WHAT YOU HAVE TO DO: Find the lines with the string "идет" and return them.
### DATASET ###
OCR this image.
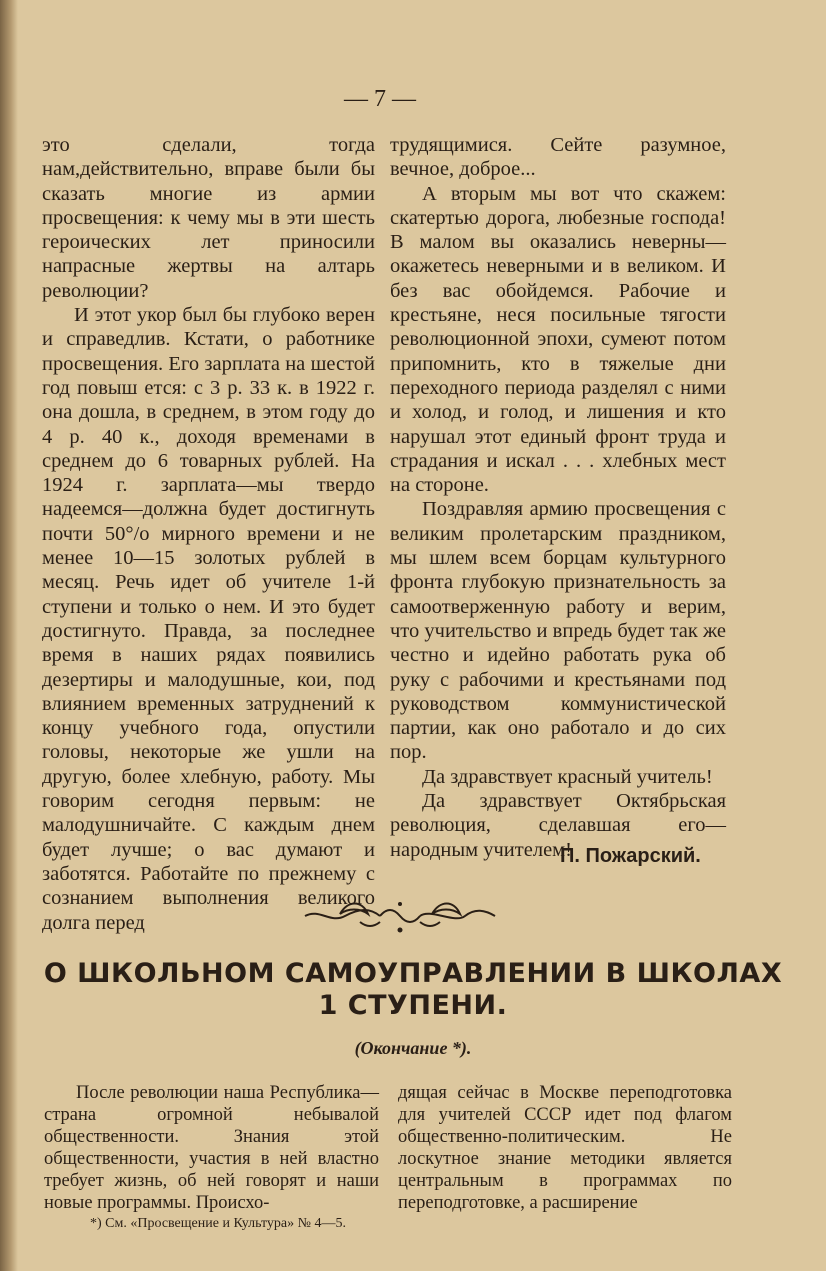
— 7 —

это сделали, тогда нам,действительно, вправе были бы сказать многие из армии просвещения: к чему мы в эти шесть героических лет приносили напрасные жертвы на алтарь революции?

И этот укор был бы глубоко верен и справедлив. Кстати, о работнике просвещения. Его зарплата на шестой год повыш ется: с 3 р. 33 к. в 1922 г. она дошла, в среднем, в этом году до 4 р. 40 к., доходя временами в среднем до 6 товарных рублей. На 1924 г. зарплата—мы твердо надеемся—должна будет достигнуть почти 50°/о мирного времени и не менее 10—15 золотых рублей в месяц. Речь идет об учителе 1-й ступени и только о нем. И это будет достигнуто. Правда, за последнее время в наших рядах появились дезертиры и малодушные, кои, под влиянием временных затруднений к концу учебного года, опустили головы, некоторые же ушли на другую, более хлебную, работу. Мы говорим сегодня первым: не малодушничайте. С каждым днем будет лучше; о вас думают и заботятся. Работайте по прежнему с сознанием выполнения великого долга перед

трудящимися. Сейте разумное, вечное, доброе...

А вторым мы вот что скажем: скатертью дорога, любезные господа! В малом вы оказались неверны—окажетесь неверными и в великом. И без вас обойдемся. Рабочие и крестьяне, неся посильные тягости революционной эпохи, сумеют потом припомнить, кто в тяжелые дни переходного периода разделял с ними и холод, и голод, и лишения и кто нарушал этот единый фронт труда и страдания и искал . . . хлебных мест на стороне.

Поздравляя армию просвещения с великим пролетарским праздником, мы шлем всем борцам культурного фронта глубокую признательность за самоотверженную работу и верим, что учительство и впредь будет так же честно и идейно работать рука об руку с рабочими и крестьянами под руководством коммунистической партии, как оно работало и до сих пор.

Да здравствует красный учитель!

Да здравствует Октябрьская революция, сделавшая его—народным учителем!

П. Пожарский.
О ШКОЛЬНОМ САМОУПРАВЛЕНИИ В ШКОЛАХ
1 СТУПЕНИ.
(Окончание *).

После революции наша Республика—страна огромной небывалой общественности. Знания этой общественности, участия в ней властно требует жизнь, об ней говорят и наши новые программы. Происхо-

дящая сейчас в Москве переподготовка для учителей СССР идет под флагом общественно-политическим. Не лоскутное знание методики является центральным в программах по переподготовке, а расширение

*) См. «Просвещение и Культура» № 4—5.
###
RESPONSE:
И этот укор был бы глубоко верен и справедлив. Кстати, о работнике просвещения. Его зарплата на шестой год повыш ется: с 3 р. 33 к. в 1922 г. она дошла, в среднем, в этом году до 4 р. 40 к., доходя временами в среднем до 6 товарных рублей. На 1924 г. зарплата—мы твердо надеемся—должна будет достигнуть почти 50°/о мирного времени и не менее 10—15 золотых рублей в месяц. Речь идет об учителе 1-й ступени и только о нем. И это будет достигнуто. Правда, за последнее время в наших рядах появились дезертиры и малодушные, кои, под влиянием временных затруднений к концу учебного года, опустили головы, некоторые же ушли на другую, более хлебную, работу. Мы говорим сегодня первым: не малодушничайте. С каждым днем будет лучше; о вас думают и заботятся. Работайте по прежнему с сознанием выполнения великого долга перед
дящая сейчас в Москве переподготовка для учителей СССР идет под флагом общественно-политическим. Не лоскутное знание методики является центральным в программах по переподготовке, а расширение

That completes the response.